# Problem to work on:
Set down every record once more, exactly as given.

— START OF Data lines —

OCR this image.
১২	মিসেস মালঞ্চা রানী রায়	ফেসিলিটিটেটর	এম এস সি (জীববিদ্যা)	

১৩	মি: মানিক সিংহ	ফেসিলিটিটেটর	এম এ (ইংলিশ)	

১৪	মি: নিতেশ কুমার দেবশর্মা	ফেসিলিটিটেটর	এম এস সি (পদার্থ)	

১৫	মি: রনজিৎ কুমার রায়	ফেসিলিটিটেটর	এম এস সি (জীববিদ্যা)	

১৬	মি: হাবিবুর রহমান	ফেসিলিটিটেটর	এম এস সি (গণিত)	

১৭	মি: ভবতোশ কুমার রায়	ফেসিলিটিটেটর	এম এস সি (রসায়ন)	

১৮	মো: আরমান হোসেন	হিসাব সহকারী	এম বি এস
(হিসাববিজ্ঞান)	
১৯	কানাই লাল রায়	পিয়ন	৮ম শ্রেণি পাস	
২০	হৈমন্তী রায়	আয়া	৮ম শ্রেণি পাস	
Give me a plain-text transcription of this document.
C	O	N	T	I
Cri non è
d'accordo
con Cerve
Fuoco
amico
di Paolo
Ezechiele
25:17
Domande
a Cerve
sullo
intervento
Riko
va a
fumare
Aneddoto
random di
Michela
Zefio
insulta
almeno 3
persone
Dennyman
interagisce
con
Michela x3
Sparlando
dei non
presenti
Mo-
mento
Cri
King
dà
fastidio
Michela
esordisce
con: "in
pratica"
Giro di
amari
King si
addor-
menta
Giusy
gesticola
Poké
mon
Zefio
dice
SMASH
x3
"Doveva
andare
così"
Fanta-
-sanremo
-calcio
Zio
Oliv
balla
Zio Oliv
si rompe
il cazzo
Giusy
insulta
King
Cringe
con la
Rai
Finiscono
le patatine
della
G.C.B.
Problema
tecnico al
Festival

— END OF Data lines —

# Problem solution:
OCR this image.
১২	মিসেস মালঞ্চা রানী রায়	ফেসিলিটিটেটর	এম এস সি (জীববিদ্যা)	

১৩	মি: মানিক সিংহ	ফেসিলিটিটেটর	এম এ (ইংলিশ)	

১৪	মি: নিতেশ কুমার দেবশর্মা	ফেসিলিটিটেটর	এম এস সি (পদার্থ)	

১৫	মি: রনজিৎ কুমার রায়	ফেসিলিটিটেটর	এম এস সি (জীববিদ্যা)	

১৬	মি: হাবিবুর রহমান	ফেসিলিটিটেটর	এম এস সি (গণিত)	

১৭	মি: ভবতোশ কুমার রায়	ফেসিলিটিটেটর	এম এস সি (রসায়ন)	

১৮	মো: আরমান হোসেন	হিসাব সহকারী	এম বি এস
(হিসাববিজ্ঞান)	
১৯	কানাই লাল রায়	পিয়ন	৮ম শ্রেণি পাস	
২০	হৈমন্তী রায়	আয়া	৮ম শ্রেণি পাস	
Give me a plain-text transcription of this document.
C	O	N	T	I
Cri non è
d'accordo
con Cerve
Fuoco
amico
di Paolo
Ezechiele
25:17
Domande
a Cerve
sullo
intervento
Riko
va a
fumare
Aneddoto
random di
Michela
Zefio
insulta
almeno 3
persone
Dennyman
interagisce
con
Michela x3
Sparlando
dei non
presenti
Mo-
mento
Cri
King
dà
fastidio
Michela
esordisce
con: "in
pratica"
Giro di
amari
King si
addor-
menta
Giusy
gesticola
Poké
mon
Zefio
dice
SMASH
x3
"Doveva
andare
così"
Fanta-
-sanremo
-calcio
Zio
Oliv
balla
Zio Oliv
si rompe
il cazzo
Giusy
insulta
King
Cringe
con la
Rai
Finiscono
le patatine
della
G.C.B.
Problema
tecnico al
Festival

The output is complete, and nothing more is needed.